◆ **Stated goal**
Produce an exact transcription of the listing below, omitting the pictures.

◆ **Listed records**
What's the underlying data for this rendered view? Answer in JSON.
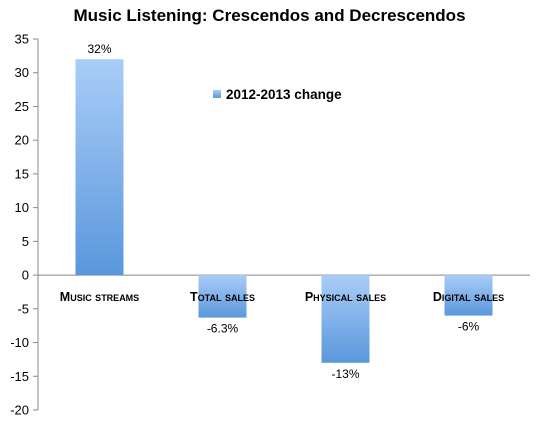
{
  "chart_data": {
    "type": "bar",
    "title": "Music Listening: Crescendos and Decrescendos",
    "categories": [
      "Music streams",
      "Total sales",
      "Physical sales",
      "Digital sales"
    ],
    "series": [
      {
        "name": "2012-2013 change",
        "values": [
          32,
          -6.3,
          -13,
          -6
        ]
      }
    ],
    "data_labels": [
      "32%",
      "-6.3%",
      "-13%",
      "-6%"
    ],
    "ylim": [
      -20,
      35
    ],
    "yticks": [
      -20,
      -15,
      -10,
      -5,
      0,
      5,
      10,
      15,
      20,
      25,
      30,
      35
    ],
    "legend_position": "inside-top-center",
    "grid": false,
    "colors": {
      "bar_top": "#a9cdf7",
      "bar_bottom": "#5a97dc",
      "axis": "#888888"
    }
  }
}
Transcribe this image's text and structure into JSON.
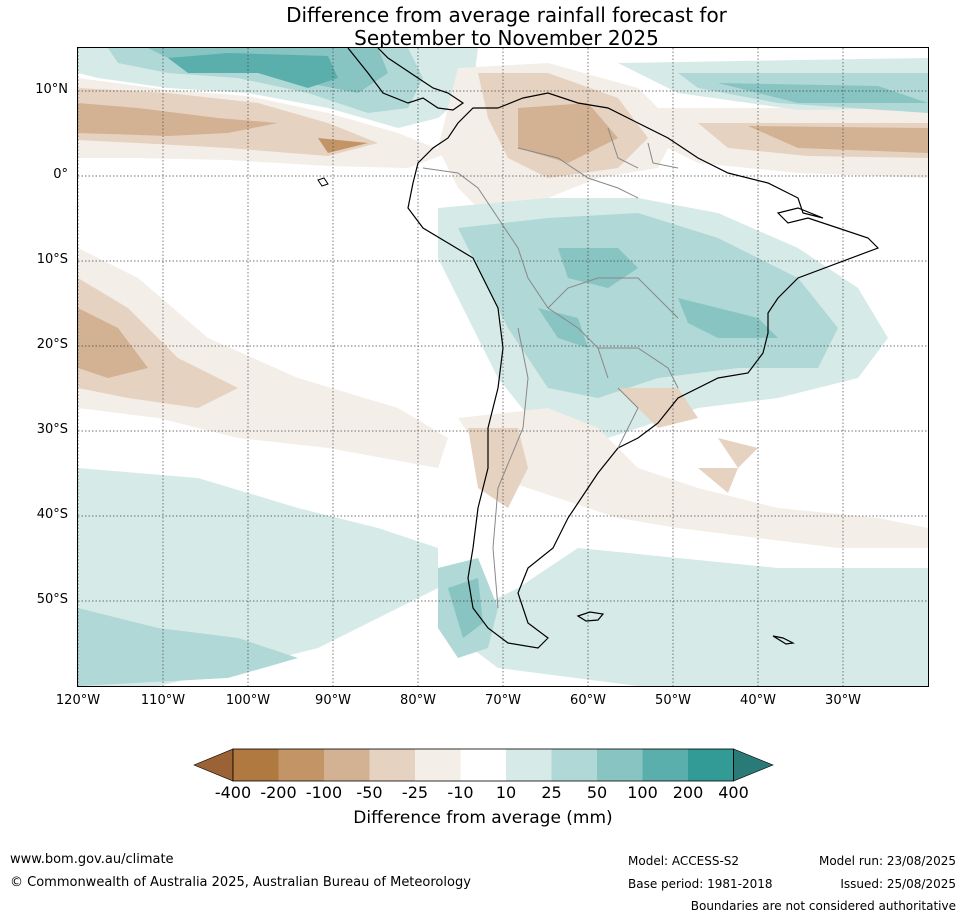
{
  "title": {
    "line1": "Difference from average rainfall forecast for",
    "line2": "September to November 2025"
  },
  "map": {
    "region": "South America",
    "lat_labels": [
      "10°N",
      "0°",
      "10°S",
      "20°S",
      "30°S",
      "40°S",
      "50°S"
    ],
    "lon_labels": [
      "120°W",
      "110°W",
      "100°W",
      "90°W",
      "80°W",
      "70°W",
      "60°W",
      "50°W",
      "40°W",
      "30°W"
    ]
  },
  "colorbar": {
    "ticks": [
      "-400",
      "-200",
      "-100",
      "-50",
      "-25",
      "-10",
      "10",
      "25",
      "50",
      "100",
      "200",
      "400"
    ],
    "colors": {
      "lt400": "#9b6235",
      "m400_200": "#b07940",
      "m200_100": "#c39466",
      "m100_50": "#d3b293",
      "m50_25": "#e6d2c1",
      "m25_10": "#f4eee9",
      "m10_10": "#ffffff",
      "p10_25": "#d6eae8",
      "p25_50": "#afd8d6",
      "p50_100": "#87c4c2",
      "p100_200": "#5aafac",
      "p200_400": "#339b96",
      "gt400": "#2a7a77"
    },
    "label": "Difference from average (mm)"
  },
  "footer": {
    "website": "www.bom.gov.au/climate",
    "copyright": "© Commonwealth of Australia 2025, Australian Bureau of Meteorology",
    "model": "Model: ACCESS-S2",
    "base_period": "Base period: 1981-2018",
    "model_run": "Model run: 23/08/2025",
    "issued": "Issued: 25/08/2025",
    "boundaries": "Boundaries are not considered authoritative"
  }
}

◆ **Answer for this exercise**
What's the underlying data for this rendered view? Answer in JSON.
{
  "chart_data": {
    "type": "bar",
    "title": "Music Listening: Crescendos and Decrescendos",
    "categories": [
      "Music streams",
      "Total sales",
      "Physical sales",
      "Digital sales"
    ],
    "series": [
      {
        "name": "2012-2013 change",
        "values": [
          32,
          -6.3,
          -13,
          -6
        ]
      }
    ],
    "data_labels": [
      "32%",
      "-6.3%",
      "-13%",
      "-6%"
    ],
    "ylim": [
      -20,
      35
    ],
    "yticks": [
      -20,
      -15,
      -10,
      -5,
      0,
      5,
      10,
      15,
      20,
      25,
      30,
      35
    ],
    "legend_position": "inside-top-center",
    "grid": false,
    "colors": {
      "bar_top": "#a9cdf7",
      "bar_bottom": "#5a97dc",
      "axis": "#888888"
    }
  }
}
Transcribe this image's text and structure into JSON.
{
  "title": {
    "line1": "Difference from average rainfall forecast for",
    "line2": "September to November 2025"
  },
  "map": {
    "region": "South America",
    "lat_labels": [
      "10°N",
      "0°",
      "10°S",
      "20°S",
      "30°S",
      "40°S",
      "50°S"
    ],
    "lon_labels": [
      "120°W",
      "110°W",
      "100°W",
      "90°W",
      "80°W",
      "70°W",
      "60°W",
      "50°W",
      "40°W",
      "30°W"
    ]
  },
  "colorbar": {
    "ticks": [
      "-400",
      "-200",
      "-100",
      "-50",
      "-25",
      "-10",
      "10",
      "25",
      "50",
      "100",
      "200",
      "400"
    ],
    "colors": {
      "lt400": "#9b6235",
      "m400_200": "#b07940",
      "m200_100": "#c39466",
      "m100_50": "#d3b293",
      "m50_25": "#e6d2c1",
      "m25_10": "#f4eee9",
      "m10_10": "#ffffff",
      "p10_25": "#d6eae8",
      "p25_50": "#afd8d6",
      "p50_100": "#87c4c2",
      "p100_200": "#5aafac",
      "p200_400": "#339b96",
      "gt400": "#2a7a77"
    },
    "label": "Difference from average (mm)"
  },
  "footer": {
    "website": "www.bom.gov.au/climate",
    "copyright": "© Commonwealth of Australia 2025, Australian Bureau of Meteorology",
    "model": "Model: ACCESS-S2",
    "base_period": "Base period: 1981-2018",
    "model_run": "Model run: 23/08/2025",
    "issued": "Issued: 25/08/2025",
    "boundaries": "Boundaries are not considered authoritative"
  }
}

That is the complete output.